**Extracted records**

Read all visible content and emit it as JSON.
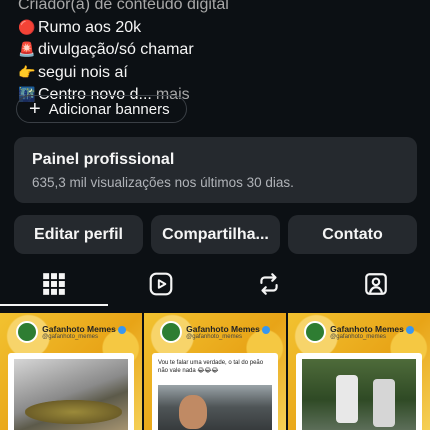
{
  "bio": {
    "lines": [
      {
        "emoji": "",
        "text": "Criador(a) de conteúdo digital"
      },
      {
        "emoji": "🔴",
        "text": "Rumo aos 20k"
      },
      {
        "emoji": "🚨",
        "text": "divulgação/só chamar"
      },
      {
        "emoji": "👉",
        "text": "segui nois aí"
      },
      {
        "emoji": "🌃",
        "text": "Centro novo d..."
      }
    ],
    "more_label": "mais"
  },
  "add_banners": {
    "label": "Adicionar banners",
    "icon": "plus-icon"
  },
  "professional_panel": {
    "title": "Painel profissional",
    "subtitle": "635,3 mil visualizações nos últimos 30 dias."
  },
  "actions": {
    "edit": "Editar perfil",
    "share": "Compartilha...",
    "contact": "Contato"
  },
  "tabs": [
    {
      "icon": "grid-icon",
      "active": true
    },
    {
      "icon": "reels-icon",
      "active": false
    },
    {
      "icon": "repost-icon",
      "active": false
    },
    {
      "icon": "tagged-icon",
      "active": false
    }
  ],
  "posts": [
    {
      "account": "Gafanhoto Memes",
      "handle": "@gafanhoto_memes",
      "caption": ""
    },
    {
      "account": "Gafanhoto Memes",
      "handle": "@gafanhoto_memes",
      "caption": "Vou te falar uma verdade, o tal do peão não vale nada 😂😂😂"
    },
    {
      "account": "Gafanhoto Memes",
      "handle": "@gafanhoto_memes",
      "caption": ""
    }
  ],
  "colors": {
    "background": "#0c1014",
    "panel": "#25292e",
    "text": "#f5f5f5",
    "muted": "#a8a8a8"
  }
}
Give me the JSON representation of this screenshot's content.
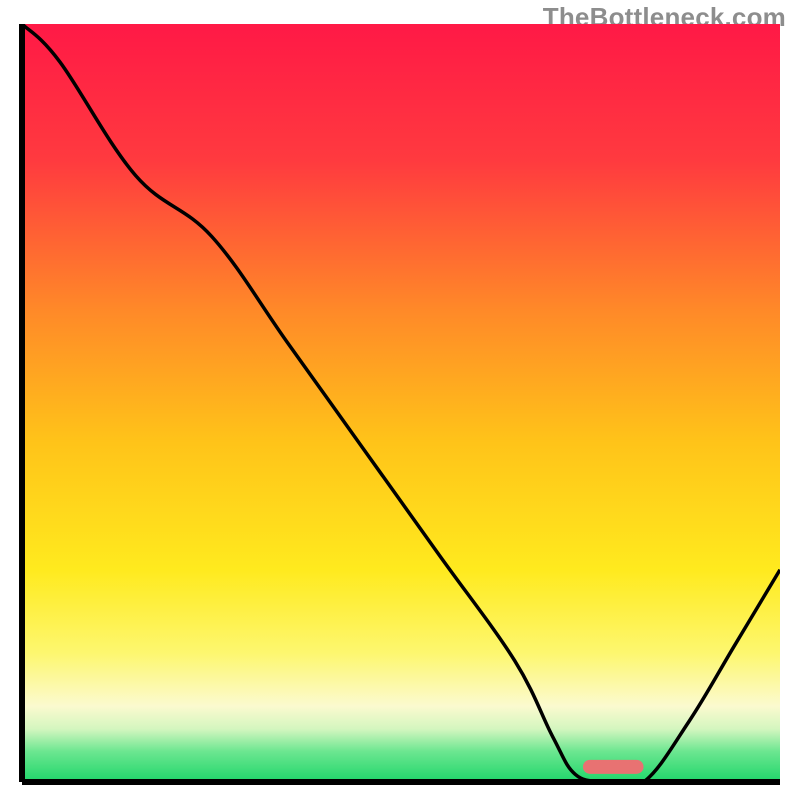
{
  "watermark": "TheBottleneck.com",
  "chart_data": {
    "type": "line",
    "title": "",
    "xlabel": "",
    "ylabel": "",
    "xlim": [
      0,
      100
    ],
    "ylim": [
      0,
      100
    ],
    "grid": false,
    "legend": false,
    "background": "vertical-gradient red→orange→yellow→cream→green",
    "x": [
      0,
      5,
      15,
      25,
      35,
      45,
      55,
      65,
      70,
      73,
      77,
      82,
      88,
      94,
      100
    ],
    "values": [
      100,
      95,
      80,
      72,
      58,
      44,
      30,
      16,
      6,
      1,
      0,
      0,
      8,
      18,
      28
    ],
    "marker": {
      "x_start": 74,
      "x_end": 82,
      "y": 2,
      "color": "#e87272",
      "shape": "pill"
    }
  },
  "colors": {
    "gradient_stops": [
      {
        "offset": 0.0,
        "color": "#ff1946"
      },
      {
        "offset": 0.18,
        "color": "#ff3a3f"
      },
      {
        "offset": 0.38,
        "color": "#ff8a28"
      },
      {
        "offset": 0.55,
        "color": "#ffc319"
      },
      {
        "offset": 0.72,
        "color": "#ffea1e"
      },
      {
        "offset": 0.83,
        "color": "#fdf76f"
      },
      {
        "offset": 0.9,
        "color": "#fbfacf"
      },
      {
        "offset": 0.93,
        "color": "#d4f6bf"
      },
      {
        "offset": 0.96,
        "color": "#6be690"
      },
      {
        "offset": 1.0,
        "color": "#1fd66a"
      }
    ],
    "curve": "#000000",
    "axis": "#000000",
    "marker": "#e87272"
  }
}
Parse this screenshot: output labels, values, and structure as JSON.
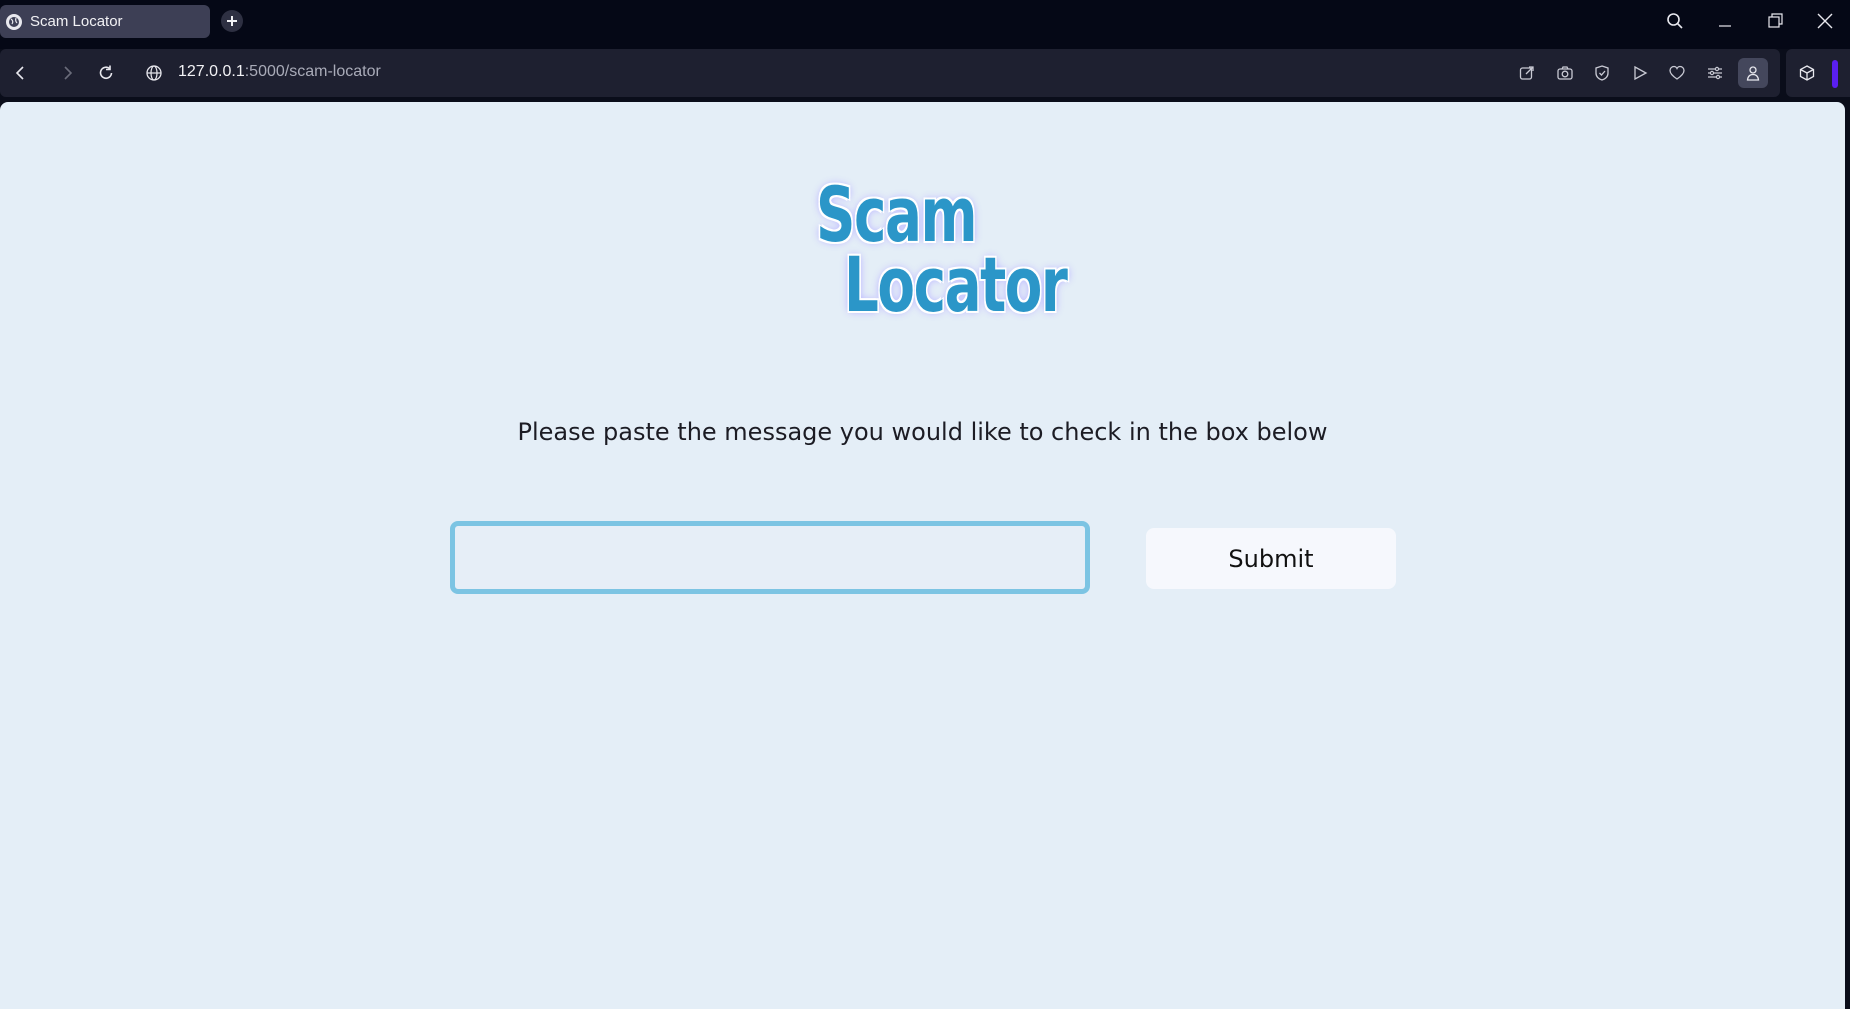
{
  "browser": {
    "tab": {
      "title": "Scam Locator"
    },
    "address": {
      "host": "127.0.0.1",
      "rest": ":5000/scam-locator"
    },
    "icons": {
      "back": "back-arrow-icon",
      "forward": "forward-arrow-icon",
      "reload": "reload-icon",
      "site_info": "globe-icon",
      "search": "search-icon",
      "minimize": "minimize-icon",
      "restore": "restore-icon",
      "close": "close-icon",
      "accent_color": "#5a1ff0"
    }
  },
  "page": {
    "logo": {
      "line1": "Scam",
      "line2": "Locator",
      "color": "#2b96c8"
    },
    "prompt": "Please paste the message you would like to check in the box below",
    "input": {
      "value": "",
      "placeholder": ""
    },
    "submit_label": "Submit",
    "background": "#e4eef7"
  }
}
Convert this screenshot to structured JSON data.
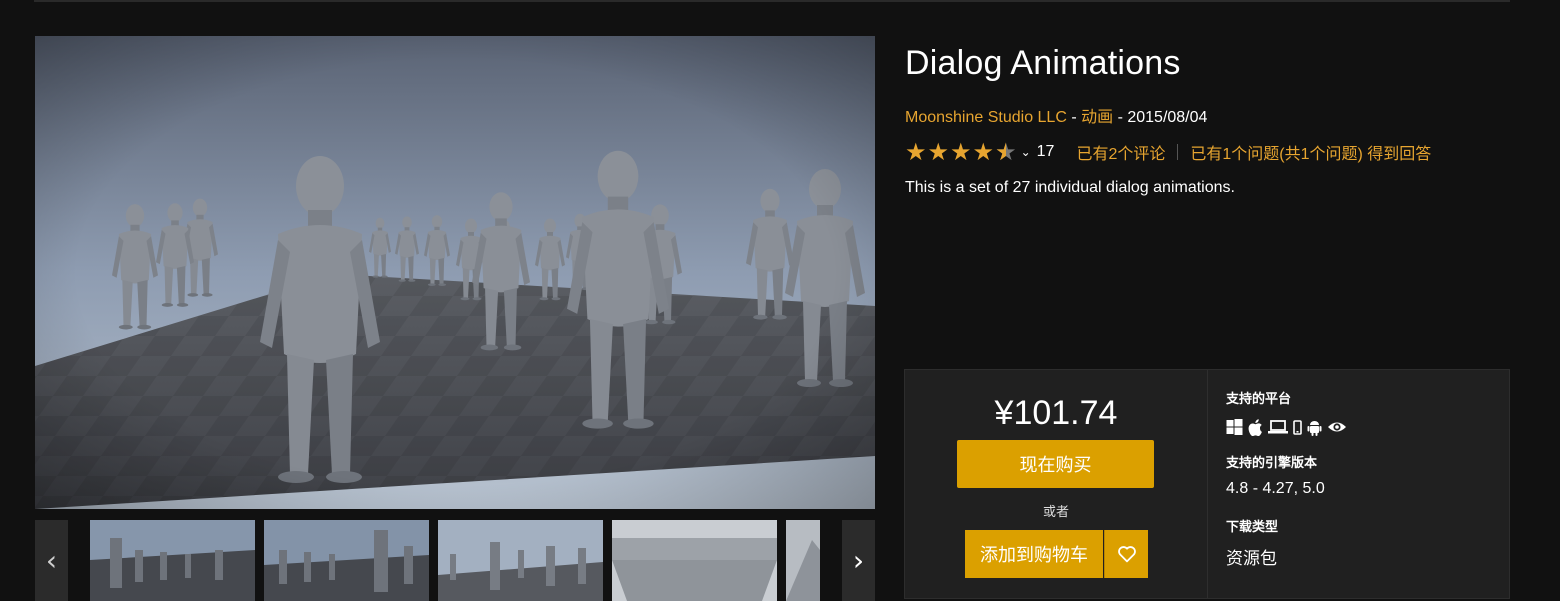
{
  "product": {
    "title": "Dialog Animations",
    "seller": "Moonshine Studio LLC",
    "meta_sep1": " - ",
    "category": "动画",
    "meta_sep2": " - ",
    "release_date": "2015/08/04",
    "rating": 4.5,
    "rating_max": 5,
    "rating_count": "17",
    "reviews_link": "已有2个评论",
    "questions_link": "已有1个问题(共1个问题) 得到回答",
    "description": "This is a set of 27 individual dialog animations."
  },
  "purchase": {
    "price": "¥101.74",
    "buy_label": "现在购买",
    "or_label": "或者",
    "cart_label": "添加到购物车"
  },
  "specs": {
    "platforms_label": "支持的平台",
    "platform_icons": [
      "windows-icon",
      "apple-icon",
      "laptop-icon",
      "mobile-icon",
      "android-icon",
      "vr-eye-icon"
    ],
    "engine_label": "支持的引擎版本",
    "engine_value": "4.8 - 4.27, 5.0",
    "download_label": "下载类型",
    "download_value": "资源包"
  },
  "gallery": {
    "thumbnail_count": 5,
    "prev_icon": "chevron-left-icon",
    "next_icon": "chevron-right-icon"
  },
  "colors": {
    "accent": "#e7a530",
    "button": "#dba000",
    "background": "#111111",
    "panel": "#202020"
  }
}
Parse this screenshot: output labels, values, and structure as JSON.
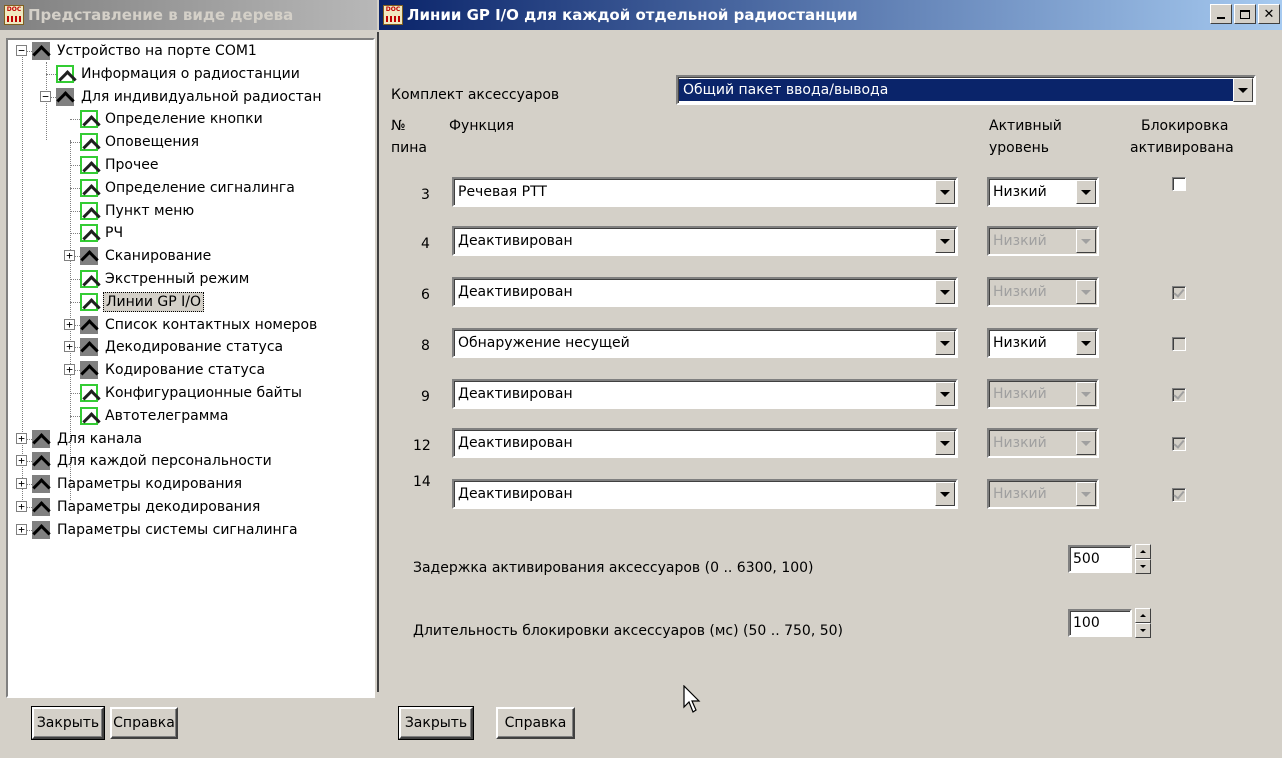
{
  "left_pane": {
    "title": "Представление в виде дерева",
    "tree": [
      {
        "label": "Устройство на порте COM1",
        "icon": "grey"
      },
      {
        "label": "Информация о радиостанции",
        "icon": "green"
      },
      {
        "label": "Для индивидуальной радиостан",
        "icon": "grey"
      },
      {
        "label": "Определение кнопки",
        "icon": "green"
      },
      {
        "label": "Оповещения",
        "icon": "green"
      },
      {
        "label": "Прочее",
        "icon": "green"
      },
      {
        "label": "Определение сигналинга",
        "icon": "green"
      },
      {
        "label": "Пункт меню",
        "icon": "green"
      },
      {
        "label": "РЧ",
        "icon": "green"
      },
      {
        "label": "Сканирование",
        "icon": "grey"
      },
      {
        "label": "Экстренный режим",
        "icon": "green"
      },
      {
        "label": "Линии GP I/O",
        "icon": "green",
        "selected": true
      },
      {
        "label": "Список контактных номеров",
        "icon": "grey"
      },
      {
        "label": "Декодирование статуса",
        "icon": "grey"
      },
      {
        "label": "Кодирование статуса",
        "icon": "grey"
      },
      {
        "label": "Конфигурационные байты",
        "icon": "green"
      },
      {
        "label": "Автотелеграмма",
        "icon": "green"
      },
      {
        "label": "Для канала",
        "icon": "grey"
      },
      {
        "label": "Для каждой персональности",
        "icon": "grey"
      },
      {
        "label": "Параметры кодирования",
        "icon": "grey"
      },
      {
        "label": "Параметры  декодирования",
        "icon": "grey"
      },
      {
        "label": "Параметры системы сигналинга",
        "icon": "grey"
      }
    ],
    "close_label": "Закрыть",
    "help_label": "Справка"
  },
  "right_pane": {
    "title": "Линии GP I/O для каждой отдельной радиостанции",
    "kit_label": "Комплект аксессуаров",
    "kit_value": "Общий пакет ввода/вывода",
    "col_pin_1": "№",
    "col_pin_2": "пина",
    "col_function": "Функция",
    "col_level_1": "Активный",
    "col_level_2": "уровень",
    "col_lock_1": "Блокировка",
    "col_lock_2": "активирована",
    "rows": [
      {
        "pin": "3",
        "function": "Речевая PTT",
        "level": "Низкий",
        "level_enabled": true,
        "lock_visible": true,
        "lock_checked": false,
        "lock_enabled": true
      },
      {
        "pin": "4",
        "function": "Деактивирован",
        "level": "Низкий",
        "level_enabled": false,
        "lock_visible": false,
        "lock_checked": false,
        "lock_enabled": false
      },
      {
        "pin": "6",
        "function": "Деактивирован",
        "level": "Низкий",
        "level_enabled": false,
        "lock_visible": true,
        "lock_checked": true,
        "lock_enabled": false
      },
      {
        "pin": "8",
        "function": "Обнаружение несущей",
        "level": "Низкий",
        "level_enabled": true,
        "lock_visible": true,
        "lock_checked": false,
        "lock_enabled": false
      },
      {
        "pin": "9",
        "function": "Деактивирован",
        "level": "Низкий",
        "level_enabled": false,
        "lock_visible": true,
        "lock_checked": true,
        "lock_enabled": false
      },
      {
        "pin": "12",
        "function": "Деактивирован",
        "level": "Низкий",
        "level_enabled": false,
        "lock_visible": true,
        "lock_checked": true,
        "lock_enabled": false
      },
      {
        "pin": "14",
        "function": "Деактивирован",
        "level": "Низкий",
        "level_enabled": false,
        "lock_visible": true,
        "lock_checked": true,
        "lock_enabled": false
      }
    ],
    "delay_label": "Задержка активирования аксессуаров (0 .. 6300, 100)",
    "delay_value": "500",
    "lock_duration_label": "Длительность блокировки аксессуаров (мс) (50 .. 750, 50)",
    "lock_duration_value": "100",
    "close_label": "Закрыть",
    "help_label": "Справка"
  }
}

**Exercise**
Scan the lines for the string "Линии". Pick out every line that has it.

**Result**
        "label": "Линии GP I/O",
    "title": "Линии GP I/O для каждой отдельной радиостанции",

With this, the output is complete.